◆ Work instructions
Copy out all of the material exactly.

(Collected data entries)
###

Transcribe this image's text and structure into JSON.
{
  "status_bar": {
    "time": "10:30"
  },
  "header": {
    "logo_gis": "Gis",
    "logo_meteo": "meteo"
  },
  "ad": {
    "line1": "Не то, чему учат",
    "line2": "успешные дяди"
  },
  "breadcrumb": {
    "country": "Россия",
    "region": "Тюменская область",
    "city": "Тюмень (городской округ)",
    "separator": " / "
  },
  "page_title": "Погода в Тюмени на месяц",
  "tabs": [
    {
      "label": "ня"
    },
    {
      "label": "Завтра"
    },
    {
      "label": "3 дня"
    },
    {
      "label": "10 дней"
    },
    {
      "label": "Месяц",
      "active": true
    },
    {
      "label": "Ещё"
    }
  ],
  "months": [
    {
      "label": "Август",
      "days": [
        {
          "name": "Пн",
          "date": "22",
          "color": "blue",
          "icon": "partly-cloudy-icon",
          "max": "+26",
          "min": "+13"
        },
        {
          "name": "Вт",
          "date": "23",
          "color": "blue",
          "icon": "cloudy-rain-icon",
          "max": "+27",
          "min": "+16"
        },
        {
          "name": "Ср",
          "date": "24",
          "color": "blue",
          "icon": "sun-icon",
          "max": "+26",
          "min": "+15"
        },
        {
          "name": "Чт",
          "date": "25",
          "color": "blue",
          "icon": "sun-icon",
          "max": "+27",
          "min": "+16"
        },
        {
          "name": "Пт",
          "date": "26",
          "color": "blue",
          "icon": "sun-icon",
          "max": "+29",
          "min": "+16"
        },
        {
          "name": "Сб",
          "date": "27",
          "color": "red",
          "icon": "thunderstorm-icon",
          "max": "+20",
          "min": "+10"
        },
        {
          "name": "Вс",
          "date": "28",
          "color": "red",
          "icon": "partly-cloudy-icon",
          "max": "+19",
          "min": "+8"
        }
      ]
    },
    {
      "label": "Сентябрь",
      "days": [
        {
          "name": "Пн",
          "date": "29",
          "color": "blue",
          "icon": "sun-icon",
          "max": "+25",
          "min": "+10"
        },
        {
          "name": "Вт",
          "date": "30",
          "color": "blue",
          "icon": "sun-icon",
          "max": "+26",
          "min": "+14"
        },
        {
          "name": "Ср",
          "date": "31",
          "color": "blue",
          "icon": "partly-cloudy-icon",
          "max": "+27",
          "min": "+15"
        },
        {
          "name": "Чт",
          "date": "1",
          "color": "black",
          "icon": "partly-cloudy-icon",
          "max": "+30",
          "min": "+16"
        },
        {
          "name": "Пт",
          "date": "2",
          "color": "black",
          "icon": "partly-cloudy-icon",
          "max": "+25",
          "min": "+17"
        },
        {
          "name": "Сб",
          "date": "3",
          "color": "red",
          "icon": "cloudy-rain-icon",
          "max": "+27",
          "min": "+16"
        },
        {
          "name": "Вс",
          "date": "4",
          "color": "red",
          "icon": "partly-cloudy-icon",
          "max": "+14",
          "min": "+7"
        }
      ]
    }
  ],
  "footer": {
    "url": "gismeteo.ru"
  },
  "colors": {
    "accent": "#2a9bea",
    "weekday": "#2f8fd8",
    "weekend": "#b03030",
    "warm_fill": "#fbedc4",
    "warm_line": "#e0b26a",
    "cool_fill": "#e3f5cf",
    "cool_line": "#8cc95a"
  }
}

###

◆ Response to this task
Transcribe this image's text and structure into JSON.
{
  "status_bar": {
    "time": "10:30"
  },
  "header": {
    "logo_gis": "Gis",
    "logo_meteo": "meteo"
  },
  "ad": {
    "line1": "Не то, чему учат",
    "line2": "успешные дяди"
  },
  "breadcrumb": {
    "country": "Россия",
    "region": "Тюменская область",
    "city": "Тюмень (городской округ)",
    "separator": " / "
  },
  "page_title": "Погода в Тюмени на месяц",
  "tabs": [
    {
      "label": "ня"
    },
    {
      "label": "Завтра"
    },
    {
      "label": "3 дня"
    },
    {
      "label": "10 дней"
    },
    {
      "label": "Месяц",
      "active": true
    },
    {
      "label": "Ещё"
    }
  ],
  "months": [
    {
      "label": "Август",
      "days": [
        {
          "name": "Пн",
          "date": "22",
          "color": "blue",
          "icon": "partly-cloudy-icon",
          "max": "+26",
          "min": "+13"
        },
        {
          "name": "Вт",
          "date": "23",
          "color": "blue",
          "icon": "cloudy-rain-icon",
          "max": "+27",
          "min": "+16"
        },
        {
          "name": "Ср",
          "date": "24",
          "color": "blue",
          "icon": "sun-icon",
          "max": "+26",
          "min": "+15"
        },
        {
          "name": "Чт",
          "date": "25",
          "color": "blue",
          "icon": "sun-icon",
          "max": "+27",
          "min": "+16"
        },
        {
          "name": "Пт",
          "date": "26",
          "color": "blue",
          "icon": "sun-icon",
          "max": "+29",
          "min": "+16"
        },
        {
          "name": "Сб",
          "date": "27",
          "color": "red",
          "icon": "thunderstorm-icon",
          "max": "+20",
          "min": "+10"
        },
        {
          "name": "Вс",
          "date": "28",
          "color": "red",
          "icon": "partly-cloudy-icon",
          "max": "+19",
          "min": "+8"
        }
      ]
    },
    {
      "label": "Сентябрь",
      "days": [
        {
          "name": "Пн",
          "date": "29",
          "color": "blue",
          "icon": "sun-icon",
          "max": "+25",
          "min": "+10"
        },
        {
          "name": "Вт",
          "date": "30",
          "color": "blue",
          "icon": "sun-icon",
          "max": "+26",
          "min": "+14"
        },
        {
          "name": "Ср",
          "date": "31",
          "color": "blue",
          "icon": "partly-cloudy-icon",
          "max": "+27",
          "min": "+15"
        },
        {
          "name": "Чт",
          "date": "1",
          "color": "black",
          "icon": "partly-cloudy-icon",
          "max": "+30",
          "min": "+16"
        },
        {
          "name": "Пт",
          "date": "2",
          "color": "black",
          "icon": "partly-cloudy-icon",
          "max": "+25",
          "min": "+17"
        },
        {
          "name": "Сб",
          "date": "3",
          "color": "red",
          "icon": "cloudy-rain-icon",
          "max": "+27",
          "min": "+16"
        },
        {
          "name": "Вс",
          "date": "4",
          "color": "red",
          "icon": "partly-cloudy-icon",
          "max": "+14",
          "min": "+7"
        }
      ]
    }
  ],
  "footer": {
    "url": "gismeteo.ru"
  },
  "colors": {
    "accent": "#2a9bea",
    "weekday": "#2f8fd8",
    "weekend": "#b03030",
    "warm_fill": "#fbedc4",
    "warm_line": "#e0b26a",
    "cool_fill": "#e3f5cf",
    "cool_line": "#8cc95a"
  }
}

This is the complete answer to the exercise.